— START OF Records to use —

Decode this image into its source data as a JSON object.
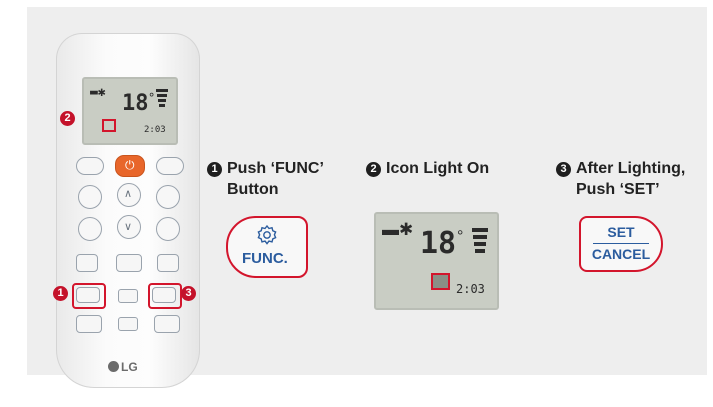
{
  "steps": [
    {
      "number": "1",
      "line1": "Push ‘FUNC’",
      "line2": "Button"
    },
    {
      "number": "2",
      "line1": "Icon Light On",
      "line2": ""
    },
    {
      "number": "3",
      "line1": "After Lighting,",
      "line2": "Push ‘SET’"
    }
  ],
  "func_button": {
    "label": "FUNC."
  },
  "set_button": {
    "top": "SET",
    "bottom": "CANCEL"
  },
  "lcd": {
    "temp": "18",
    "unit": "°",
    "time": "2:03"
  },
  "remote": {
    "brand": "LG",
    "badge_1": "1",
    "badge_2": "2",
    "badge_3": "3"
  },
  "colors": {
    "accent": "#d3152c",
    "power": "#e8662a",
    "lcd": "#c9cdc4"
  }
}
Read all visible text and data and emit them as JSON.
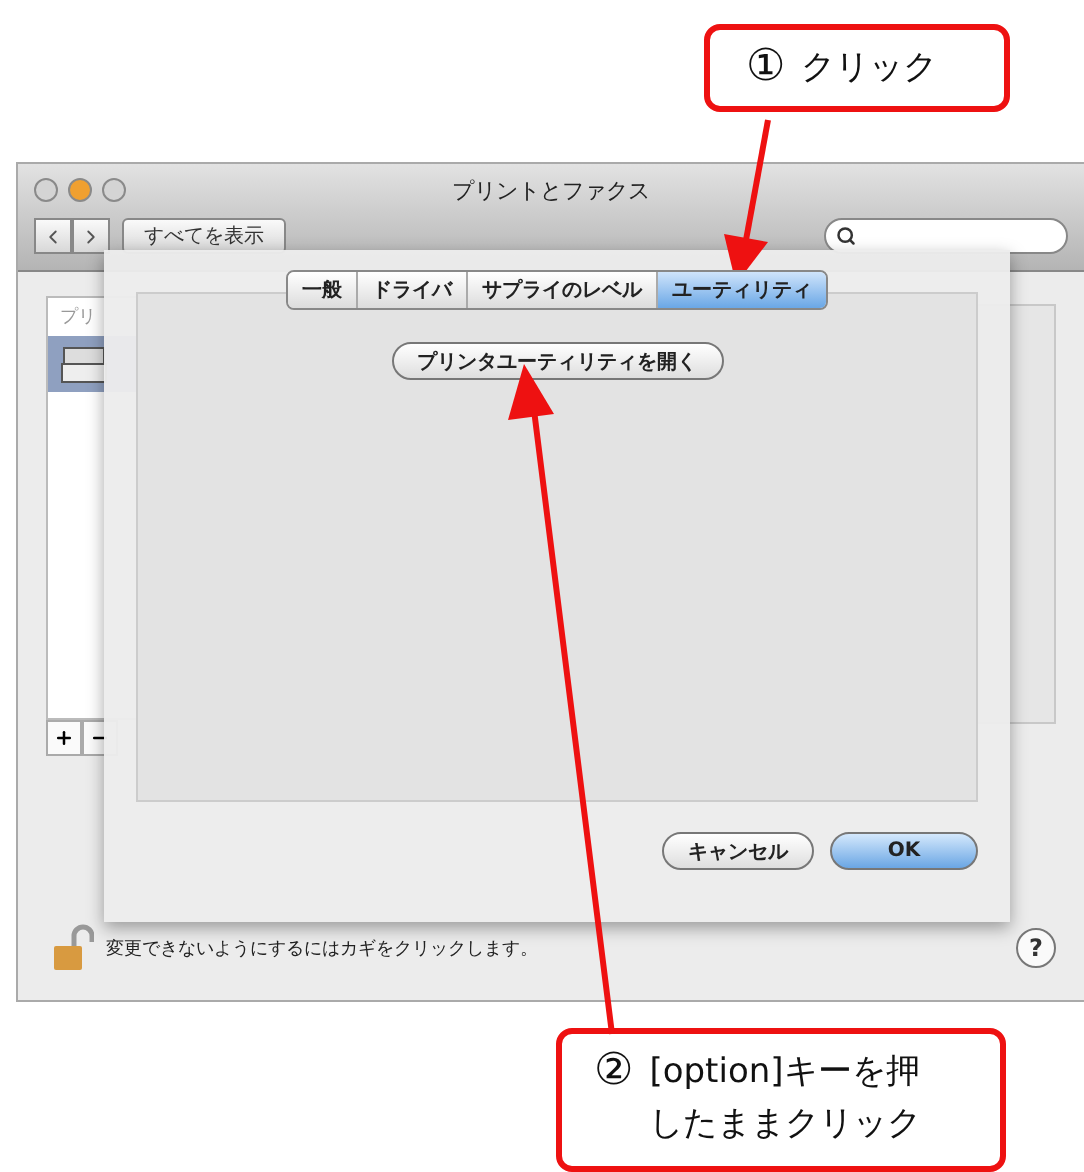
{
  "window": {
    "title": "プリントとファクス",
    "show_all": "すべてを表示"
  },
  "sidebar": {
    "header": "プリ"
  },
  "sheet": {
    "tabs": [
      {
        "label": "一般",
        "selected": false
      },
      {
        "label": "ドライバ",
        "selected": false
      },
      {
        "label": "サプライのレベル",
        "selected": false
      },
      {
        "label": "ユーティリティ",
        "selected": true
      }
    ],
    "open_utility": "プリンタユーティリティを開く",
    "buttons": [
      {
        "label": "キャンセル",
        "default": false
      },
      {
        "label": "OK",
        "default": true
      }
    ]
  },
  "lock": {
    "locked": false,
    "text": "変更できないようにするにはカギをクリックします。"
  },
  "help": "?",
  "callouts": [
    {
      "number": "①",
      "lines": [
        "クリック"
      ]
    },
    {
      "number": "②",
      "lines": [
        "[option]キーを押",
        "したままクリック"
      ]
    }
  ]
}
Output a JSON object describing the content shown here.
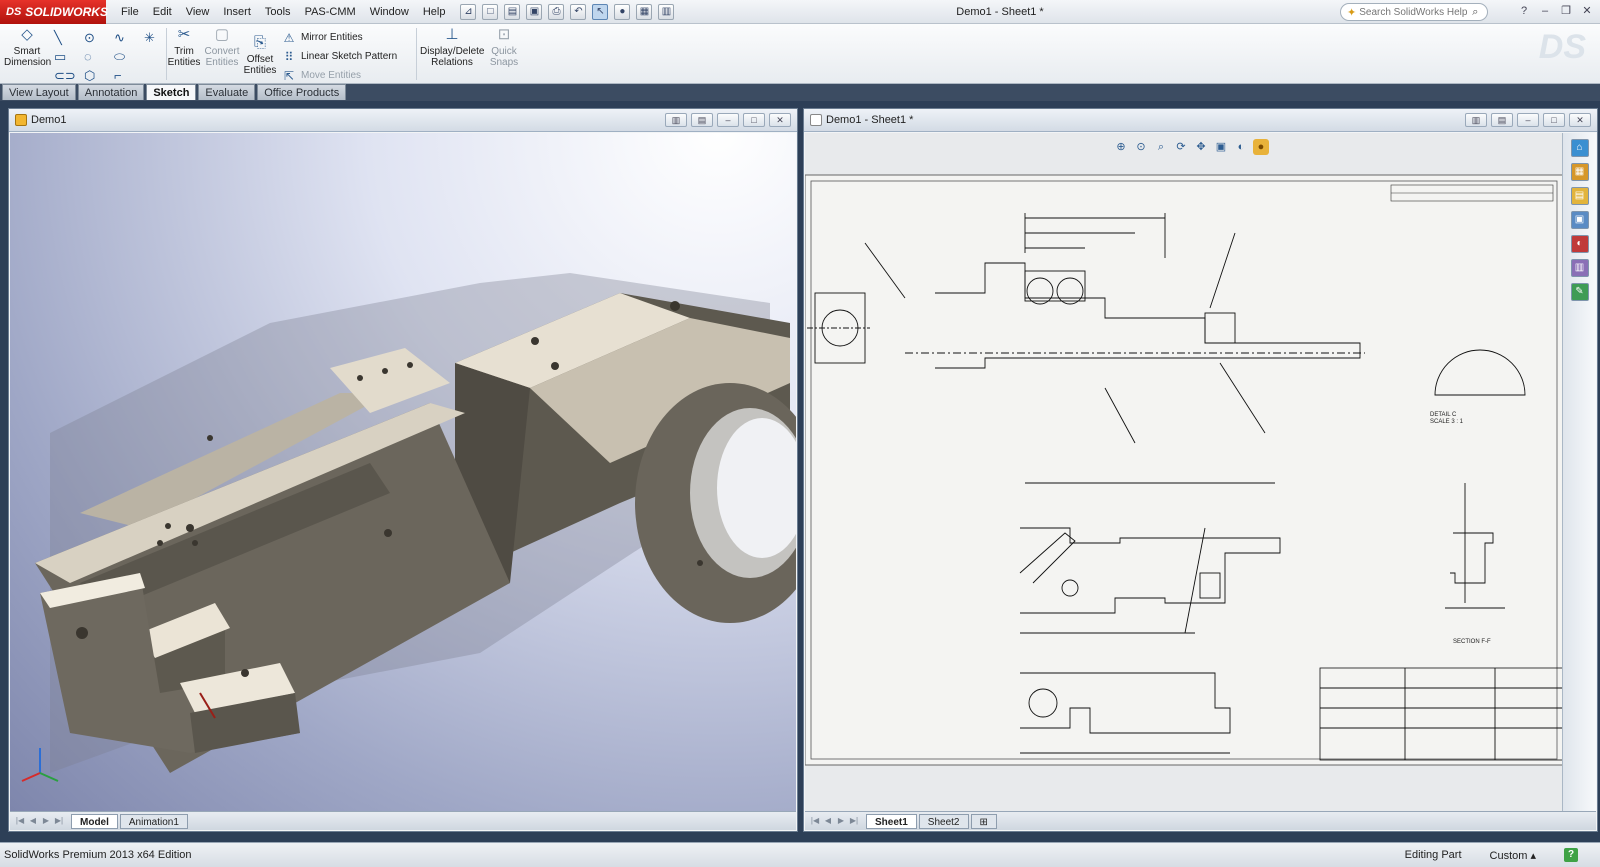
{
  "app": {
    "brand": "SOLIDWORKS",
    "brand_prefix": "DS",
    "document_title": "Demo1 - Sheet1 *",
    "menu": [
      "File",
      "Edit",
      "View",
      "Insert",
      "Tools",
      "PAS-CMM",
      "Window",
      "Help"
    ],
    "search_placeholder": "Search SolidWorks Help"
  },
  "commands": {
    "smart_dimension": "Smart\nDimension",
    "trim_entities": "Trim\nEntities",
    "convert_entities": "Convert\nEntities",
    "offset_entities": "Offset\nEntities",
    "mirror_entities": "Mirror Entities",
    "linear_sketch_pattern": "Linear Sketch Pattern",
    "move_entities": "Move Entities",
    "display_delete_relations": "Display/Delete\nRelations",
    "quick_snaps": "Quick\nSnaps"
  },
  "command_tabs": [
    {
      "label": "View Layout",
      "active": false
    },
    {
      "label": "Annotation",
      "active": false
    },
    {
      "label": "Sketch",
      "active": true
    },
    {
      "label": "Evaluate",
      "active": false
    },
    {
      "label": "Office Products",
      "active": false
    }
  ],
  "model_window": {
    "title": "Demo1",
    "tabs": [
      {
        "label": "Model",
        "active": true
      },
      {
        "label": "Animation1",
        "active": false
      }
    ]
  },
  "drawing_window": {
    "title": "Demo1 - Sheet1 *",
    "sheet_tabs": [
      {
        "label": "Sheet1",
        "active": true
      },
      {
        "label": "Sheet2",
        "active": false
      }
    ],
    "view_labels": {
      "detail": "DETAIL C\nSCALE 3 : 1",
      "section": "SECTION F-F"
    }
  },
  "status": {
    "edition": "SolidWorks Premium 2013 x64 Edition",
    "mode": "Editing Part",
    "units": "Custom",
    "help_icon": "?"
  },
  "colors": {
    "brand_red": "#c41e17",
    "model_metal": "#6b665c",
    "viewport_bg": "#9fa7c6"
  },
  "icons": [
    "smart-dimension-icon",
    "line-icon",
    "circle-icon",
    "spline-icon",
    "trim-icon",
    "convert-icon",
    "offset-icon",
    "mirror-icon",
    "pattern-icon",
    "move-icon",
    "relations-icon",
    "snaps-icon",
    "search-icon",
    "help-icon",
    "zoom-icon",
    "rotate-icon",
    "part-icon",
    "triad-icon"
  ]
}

— END OF Records to use —

» **Aim**
Write the full listing out again with every line unchanged, but include no pictures.

» **Response**
Decode this image into its source data as a JSON object.
{
  "steps": [
    {
      "number": "1",
      "line1": "Push ‘FUNC’",
      "line2": "Button"
    },
    {
      "number": "2",
      "line1": "Icon Light On",
      "line2": ""
    },
    {
      "number": "3",
      "line1": "After Lighting,",
      "line2": "Push ‘SET’"
    }
  ],
  "func_button": {
    "label": "FUNC."
  },
  "set_button": {
    "top": "SET",
    "bottom": "CANCEL"
  },
  "lcd": {
    "temp": "18",
    "unit": "°",
    "time": "2:03"
  },
  "remote": {
    "brand": "LG",
    "badge_1": "1",
    "badge_2": "2",
    "badge_3": "3"
  },
  "colors": {
    "accent": "#d3152c",
    "power": "#e8662a",
    "lcd": "#c9cdc4"
  }
}
Read all visible text and data and emit them as JSON.
{
  "window": {
    "title": "プリントとファクス",
    "show_all": "すべてを表示"
  },
  "sidebar": {
    "header": "プリ"
  },
  "sheet": {
    "tabs": [
      {
        "label": "一般",
        "selected": false
      },
      {
        "label": "ドライバ",
        "selected": false
      },
      {
        "label": "サプライのレベル",
        "selected": false
      },
      {
        "label": "ユーティリティ",
        "selected": true
      }
    ],
    "open_utility": "プリンタユーティリティを開く",
    "buttons": [
      {
        "label": "キャンセル",
        "default": false
      },
      {
        "label": "OK",
        "default": true
      }
    ]
  },
  "lock": {
    "locked": false,
    "text": "変更できないようにするにはカギをクリックします。"
  },
  "help": "?",
  "callouts": [
    {
      "number": "①",
      "lines": [
        "クリック"
      ]
    },
    {
      "number": "②",
      "lines": [
        "[option]キーを押",
        "したままクリック"
      ]
    }
  ]
}
Output a JSON object describing the content shown here.
{
  "app": {
    "brand": "SOLIDWORKS",
    "brand_prefix": "DS",
    "document_title": "Demo1 - Sheet1 *",
    "menu": [
      "File",
      "Edit",
      "View",
      "Insert",
      "Tools",
      "PAS-CMM",
      "Window",
      "Help"
    ],
    "search_placeholder": "Search SolidWorks Help"
  },
  "commands": {
    "smart_dimension": "Smart\nDimension",
    "trim_entities": "Trim\nEntities",
    "convert_entities": "Convert\nEntities",
    "offset_entities": "Offset\nEntities",
    "mirror_entities": "Mirror Entities",
    "linear_sketch_pattern": "Linear Sketch Pattern",
    "move_entities": "Move Entities",
    "display_delete_relations": "Display/Delete\nRelations",
    "quick_snaps": "Quick\nSnaps"
  },
  "command_tabs": [
    {
      "label": "View Layout",
      "active": false
    },
    {
      "label": "Annotation",
      "active": false
    },
    {
      "label": "Sketch",
      "active": true
    },
    {
      "label": "Evaluate",
      "active": false
    },
    {
      "label": "Office Products",
      "active": false
    }
  ],
  "model_window": {
    "title": "Demo1",
    "tabs": [
      {
        "label": "Model",
        "active": true
      },
      {
        "label": "Animation1",
        "active": false
      }
    ]
  },
  "drawing_window": {
    "title": "Demo1 - Sheet1 *",
    "sheet_tabs": [
      {
        "label": "Sheet1",
        "active": true
      },
      {
        "label": "Sheet2",
        "active": false
      }
    ],
    "view_labels": {
      "detail": "DETAIL C\nSCALE 3 : 1",
      "section": "SECTION F-F"
    }
  },
  "status": {
    "edition": "SolidWorks Premium 2013 x64 Edition",
    "mode": "Editing Part",
    "units": "Custom",
    "help_icon": "?"
  },
  "colors": {
    "brand_red": "#c41e17",
    "model_metal": "#6b665c",
    "viewport_bg": "#9fa7c6"
  },
  "icons": [
    "smart-dimension-icon",
    "line-icon",
    "circle-icon",
    "spline-icon",
    "trim-icon",
    "convert-icon",
    "offset-icon",
    "mirror-icon",
    "pattern-icon",
    "move-icon",
    "relations-icon",
    "snaps-icon",
    "search-icon",
    "help-icon",
    "zoom-icon",
    "rotate-icon",
    "part-icon",
    "triad-icon"
  ]
}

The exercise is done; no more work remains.